Stored data entries
— start —

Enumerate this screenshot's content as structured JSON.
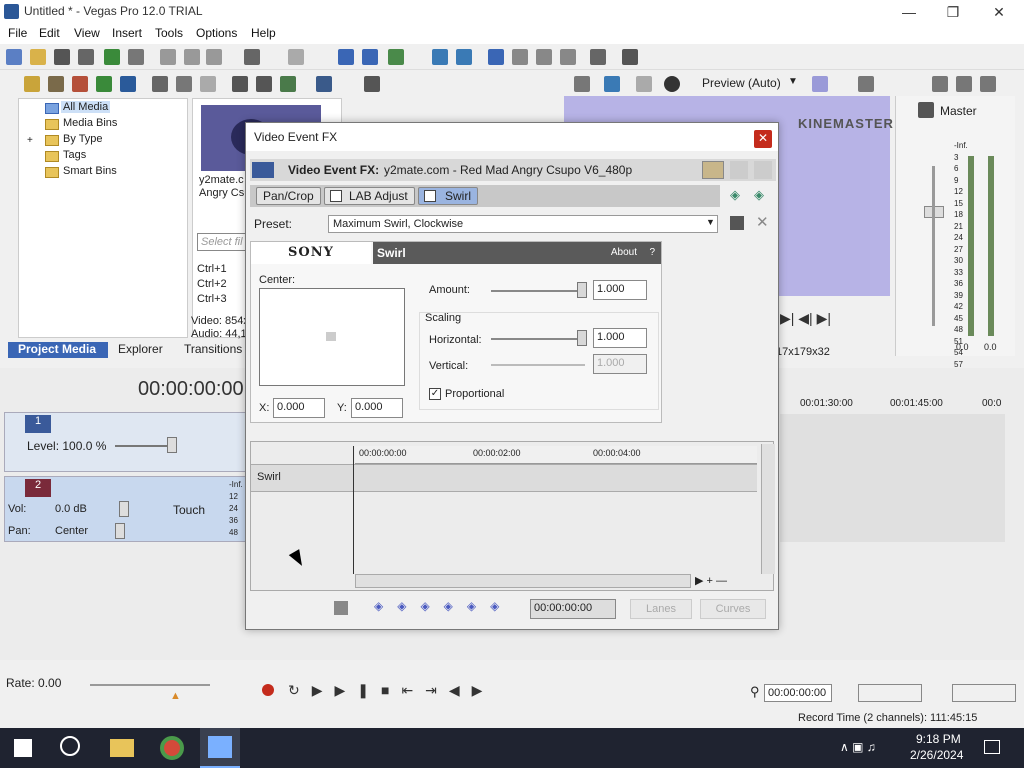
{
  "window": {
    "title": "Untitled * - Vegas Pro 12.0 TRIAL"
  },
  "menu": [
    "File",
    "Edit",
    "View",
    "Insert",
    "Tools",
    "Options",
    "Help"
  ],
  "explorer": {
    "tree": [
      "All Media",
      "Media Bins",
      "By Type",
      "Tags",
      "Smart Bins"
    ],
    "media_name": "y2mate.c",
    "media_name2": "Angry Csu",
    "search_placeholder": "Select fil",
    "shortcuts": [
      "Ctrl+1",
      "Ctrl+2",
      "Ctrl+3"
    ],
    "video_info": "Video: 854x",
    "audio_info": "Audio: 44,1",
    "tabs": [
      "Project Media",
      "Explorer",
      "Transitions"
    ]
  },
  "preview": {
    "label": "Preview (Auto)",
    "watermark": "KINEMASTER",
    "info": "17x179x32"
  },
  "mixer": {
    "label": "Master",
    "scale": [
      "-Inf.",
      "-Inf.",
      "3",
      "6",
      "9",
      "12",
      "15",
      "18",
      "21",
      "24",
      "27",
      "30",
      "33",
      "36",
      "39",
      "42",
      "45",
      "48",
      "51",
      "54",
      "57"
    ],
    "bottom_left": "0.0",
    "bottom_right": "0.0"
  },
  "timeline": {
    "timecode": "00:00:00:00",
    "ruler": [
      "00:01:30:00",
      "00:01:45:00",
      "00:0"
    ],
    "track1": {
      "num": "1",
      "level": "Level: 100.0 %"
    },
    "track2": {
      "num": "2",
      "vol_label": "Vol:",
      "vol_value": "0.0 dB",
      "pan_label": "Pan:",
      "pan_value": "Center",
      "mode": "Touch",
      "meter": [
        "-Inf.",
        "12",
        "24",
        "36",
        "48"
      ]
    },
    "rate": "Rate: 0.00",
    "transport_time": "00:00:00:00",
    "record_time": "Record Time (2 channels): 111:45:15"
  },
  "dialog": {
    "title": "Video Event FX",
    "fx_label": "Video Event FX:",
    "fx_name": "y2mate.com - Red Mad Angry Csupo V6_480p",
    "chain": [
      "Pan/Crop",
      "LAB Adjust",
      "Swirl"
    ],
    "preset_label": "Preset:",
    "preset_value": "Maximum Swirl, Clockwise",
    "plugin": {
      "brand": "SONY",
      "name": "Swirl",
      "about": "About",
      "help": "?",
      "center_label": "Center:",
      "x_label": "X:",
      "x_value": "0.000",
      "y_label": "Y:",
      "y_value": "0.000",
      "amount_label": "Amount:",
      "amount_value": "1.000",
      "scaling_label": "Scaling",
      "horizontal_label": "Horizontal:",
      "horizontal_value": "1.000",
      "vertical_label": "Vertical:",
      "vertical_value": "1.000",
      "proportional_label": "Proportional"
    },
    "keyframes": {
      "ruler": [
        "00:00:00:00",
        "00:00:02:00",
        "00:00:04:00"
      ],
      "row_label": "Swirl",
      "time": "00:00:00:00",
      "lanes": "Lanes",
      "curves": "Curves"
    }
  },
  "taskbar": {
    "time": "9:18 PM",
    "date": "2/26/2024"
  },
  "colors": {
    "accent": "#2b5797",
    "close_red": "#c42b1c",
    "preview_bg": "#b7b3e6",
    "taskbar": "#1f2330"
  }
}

— end —

Omit every picture, then repeat the remaining data exactly as it appears above.

▸ RESPONSE
Enumerate this screenshot's content as structured JSON.
{
  "window": {
    "title": "Untitled * - Vegas Pro 12.0 TRIAL"
  },
  "menu": [
    "File",
    "Edit",
    "View",
    "Insert",
    "Tools",
    "Options",
    "Help"
  ],
  "explorer": {
    "tree": [
      "All Media",
      "Media Bins",
      "By Type",
      "Tags",
      "Smart Bins"
    ],
    "media_name": "y2mate.c",
    "media_name2": "Angry Csu",
    "search_placeholder": "Select fil",
    "shortcuts": [
      "Ctrl+1",
      "Ctrl+2",
      "Ctrl+3"
    ],
    "video_info": "Video: 854x",
    "audio_info": "Audio: 44,1",
    "tabs": [
      "Project Media",
      "Explorer",
      "Transitions"
    ]
  },
  "preview": {
    "label": "Preview (Auto)",
    "watermark": "KINEMASTER",
    "info": "17x179x32"
  },
  "mixer": {
    "label": "Master",
    "scale": [
      "-Inf.",
      "-Inf.",
      "3",
      "6",
      "9",
      "12",
      "15",
      "18",
      "21",
      "24",
      "27",
      "30",
      "33",
      "36",
      "39",
      "42",
      "45",
      "48",
      "51",
      "54",
      "57"
    ],
    "bottom_left": "0.0",
    "bottom_right": "0.0"
  },
  "timeline": {
    "timecode": "00:00:00:00",
    "ruler": [
      "00:01:30:00",
      "00:01:45:00",
      "00:0"
    ],
    "track1": {
      "num": "1",
      "level": "Level: 100.0 %"
    },
    "track2": {
      "num": "2",
      "vol_label": "Vol:",
      "vol_value": "0.0 dB",
      "pan_label": "Pan:",
      "pan_value": "Center",
      "mode": "Touch",
      "meter": [
        "-Inf.",
        "12",
        "24",
        "36",
        "48"
      ]
    },
    "rate": "Rate: 0.00",
    "transport_time": "00:00:00:00",
    "record_time": "Record Time (2 channels): 111:45:15"
  },
  "dialog": {
    "title": "Video Event FX",
    "fx_label": "Video Event FX:",
    "fx_name": "y2mate.com - Red Mad Angry Csupo V6_480p",
    "chain": [
      "Pan/Crop",
      "LAB Adjust",
      "Swirl"
    ],
    "preset_label": "Preset:",
    "preset_value": "Maximum Swirl, Clockwise",
    "plugin": {
      "brand": "SONY",
      "name": "Swirl",
      "about": "About",
      "help": "?",
      "center_label": "Center:",
      "x_label": "X:",
      "x_value": "0.000",
      "y_label": "Y:",
      "y_value": "0.000",
      "amount_label": "Amount:",
      "amount_value": "1.000",
      "scaling_label": "Scaling",
      "horizontal_label": "Horizontal:",
      "horizontal_value": "1.000",
      "vertical_label": "Vertical:",
      "vertical_value": "1.000",
      "proportional_label": "Proportional"
    },
    "keyframes": {
      "ruler": [
        "00:00:00:00",
        "00:00:02:00",
        "00:00:04:00"
      ],
      "row_label": "Swirl",
      "time": "00:00:00:00",
      "lanes": "Lanes",
      "curves": "Curves"
    }
  },
  "taskbar": {
    "time": "9:18 PM",
    "date": "2/26/2024"
  },
  "colors": {
    "accent": "#2b5797",
    "close_red": "#c42b1c",
    "preview_bg": "#b7b3e6",
    "taskbar": "#1f2330"
  }
}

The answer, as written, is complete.